(Data items)
----------

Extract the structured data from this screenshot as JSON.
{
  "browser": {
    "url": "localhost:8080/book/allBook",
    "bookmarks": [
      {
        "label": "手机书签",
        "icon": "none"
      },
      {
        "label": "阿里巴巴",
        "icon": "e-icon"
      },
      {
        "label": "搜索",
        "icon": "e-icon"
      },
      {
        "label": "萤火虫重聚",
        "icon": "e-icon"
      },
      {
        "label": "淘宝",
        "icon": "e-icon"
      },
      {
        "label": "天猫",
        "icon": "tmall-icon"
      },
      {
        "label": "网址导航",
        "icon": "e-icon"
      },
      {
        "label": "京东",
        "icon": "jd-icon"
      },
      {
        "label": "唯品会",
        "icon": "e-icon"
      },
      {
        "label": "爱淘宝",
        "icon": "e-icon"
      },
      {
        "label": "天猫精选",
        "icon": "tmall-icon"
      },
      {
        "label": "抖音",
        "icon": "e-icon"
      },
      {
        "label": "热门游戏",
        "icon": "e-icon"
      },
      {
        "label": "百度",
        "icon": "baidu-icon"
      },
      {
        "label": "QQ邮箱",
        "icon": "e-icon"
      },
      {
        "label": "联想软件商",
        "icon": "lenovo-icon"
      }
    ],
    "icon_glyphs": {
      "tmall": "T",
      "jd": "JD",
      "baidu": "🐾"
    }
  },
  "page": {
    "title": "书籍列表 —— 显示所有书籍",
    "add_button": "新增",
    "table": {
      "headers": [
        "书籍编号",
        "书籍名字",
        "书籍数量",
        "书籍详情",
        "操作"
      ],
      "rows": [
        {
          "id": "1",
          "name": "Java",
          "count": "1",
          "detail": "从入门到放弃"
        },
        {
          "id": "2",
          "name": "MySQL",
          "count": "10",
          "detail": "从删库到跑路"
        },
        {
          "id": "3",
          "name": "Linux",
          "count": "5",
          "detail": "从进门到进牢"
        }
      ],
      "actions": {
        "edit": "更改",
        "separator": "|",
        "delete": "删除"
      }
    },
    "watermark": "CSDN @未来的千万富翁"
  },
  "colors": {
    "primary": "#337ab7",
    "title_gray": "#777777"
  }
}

----------

Exercise directions - Your task is to give the records above again, exactly.

The response -
Extract the structured data from this screenshot as JSON.
{
  "browser": {
    "url": "localhost:8080/book/allBook",
    "bookmarks": [
      {
        "label": "手机书签",
        "icon": "none"
      },
      {
        "label": "阿里巴巴",
        "icon": "e-icon"
      },
      {
        "label": "搜索",
        "icon": "e-icon"
      },
      {
        "label": "萤火虫重聚",
        "icon": "e-icon"
      },
      {
        "label": "淘宝",
        "icon": "e-icon"
      },
      {
        "label": "天猫",
        "icon": "tmall-icon"
      },
      {
        "label": "网址导航",
        "icon": "e-icon"
      },
      {
        "label": "京东",
        "icon": "jd-icon"
      },
      {
        "label": "唯品会",
        "icon": "e-icon"
      },
      {
        "label": "爱淘宝",
        "icon": "e-icon"
      },
      {
        "label": "天猫精选",
        "icon": "tmall-icon"
      },
      {
        "label": "抖音",
        "icon": "e-icon"
      },
      {
        "label": "热门游戏",
        "icon": "e-icon"
      },
      {
        "label": "百度",
        "icon": "baidu-icon"
      },
      {
        "label": "QQ邮箱",
        "icon": "e-icon"
      },
      {
        "label": "联想软件商",
        "icon": "lenovo-icon"
      }
    ],
    "icon_glyphs": {
      "tmall": "T",
      "jd": "JD",
      "baidu": "🐾"
    }
  },
  "page": {
    "title": "书籍列表 —— 显示所有书籍",
    "add_button": "新增",
    "table": {
      "headers": [
        "书籍编号",
        "书籍名字",
        "书籍数量",
        "书籍详情",
        "操作"
      ],
      "rows": [
        {
          "id": "1",
          "name": "Java",
          "count": "1",
          "detail": "从入门到放弃"
        },
        {
          "id": "2",
          "name": "MySQL",
          "count": "10",
          "detail": "从删库到跑路"
        },
        {
          "id": "3",
          "name": "Linux",
          "count": "5",
          "detail": "从进门到进牢"
        }
      ],
      "actions": {
        "edit": "更改",
        "separator": "|",
        "delete": "删除"
      }
    },
    "watermark": "CSDN @未来的千万富翁"
  },
  "colors": {
    "primary": "#337ab7",
    "title_gray": "#777777"
  }
}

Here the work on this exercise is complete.